## [INSTRUCTIONS FOR THE TASK]
Find and copy each line of the records where the string "simple" shows up.

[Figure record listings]
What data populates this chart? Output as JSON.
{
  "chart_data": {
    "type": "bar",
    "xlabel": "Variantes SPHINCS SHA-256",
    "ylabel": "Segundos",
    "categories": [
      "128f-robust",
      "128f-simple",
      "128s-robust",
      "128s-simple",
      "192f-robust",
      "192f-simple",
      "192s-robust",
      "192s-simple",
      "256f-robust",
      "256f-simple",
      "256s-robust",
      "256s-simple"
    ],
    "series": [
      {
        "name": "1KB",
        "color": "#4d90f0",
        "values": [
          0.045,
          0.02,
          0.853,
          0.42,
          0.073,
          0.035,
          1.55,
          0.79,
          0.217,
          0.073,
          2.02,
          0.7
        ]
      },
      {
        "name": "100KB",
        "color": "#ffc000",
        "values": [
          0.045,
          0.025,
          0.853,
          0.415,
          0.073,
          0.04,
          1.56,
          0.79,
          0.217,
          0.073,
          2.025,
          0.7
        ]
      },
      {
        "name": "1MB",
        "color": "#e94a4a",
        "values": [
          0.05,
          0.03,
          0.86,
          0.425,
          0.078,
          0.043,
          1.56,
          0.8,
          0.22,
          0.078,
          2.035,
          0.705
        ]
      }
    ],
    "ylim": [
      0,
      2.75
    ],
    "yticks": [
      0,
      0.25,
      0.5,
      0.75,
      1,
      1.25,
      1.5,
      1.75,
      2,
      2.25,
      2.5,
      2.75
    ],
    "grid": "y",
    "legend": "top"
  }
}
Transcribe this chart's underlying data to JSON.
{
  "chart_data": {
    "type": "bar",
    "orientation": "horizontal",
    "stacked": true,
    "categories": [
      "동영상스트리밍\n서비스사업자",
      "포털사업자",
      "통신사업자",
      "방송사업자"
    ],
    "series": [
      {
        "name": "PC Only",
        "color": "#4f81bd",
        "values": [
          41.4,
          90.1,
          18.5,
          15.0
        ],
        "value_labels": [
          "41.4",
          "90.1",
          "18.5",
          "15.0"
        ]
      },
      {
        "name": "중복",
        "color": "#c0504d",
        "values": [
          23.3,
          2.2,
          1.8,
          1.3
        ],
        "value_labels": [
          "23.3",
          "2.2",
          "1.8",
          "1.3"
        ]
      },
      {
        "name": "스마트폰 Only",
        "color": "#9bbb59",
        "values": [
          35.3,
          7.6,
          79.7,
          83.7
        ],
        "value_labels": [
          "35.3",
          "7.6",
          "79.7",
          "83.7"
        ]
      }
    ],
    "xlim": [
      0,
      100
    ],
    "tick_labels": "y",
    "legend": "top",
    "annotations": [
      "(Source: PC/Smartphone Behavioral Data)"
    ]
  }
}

## [SOLUTION FOR THIS EXERCISE]
      "128f-simple",
      "128s-simple",
      "192f-simple",
      "192s-simple",
      "256f-simple",
      "256s-simple"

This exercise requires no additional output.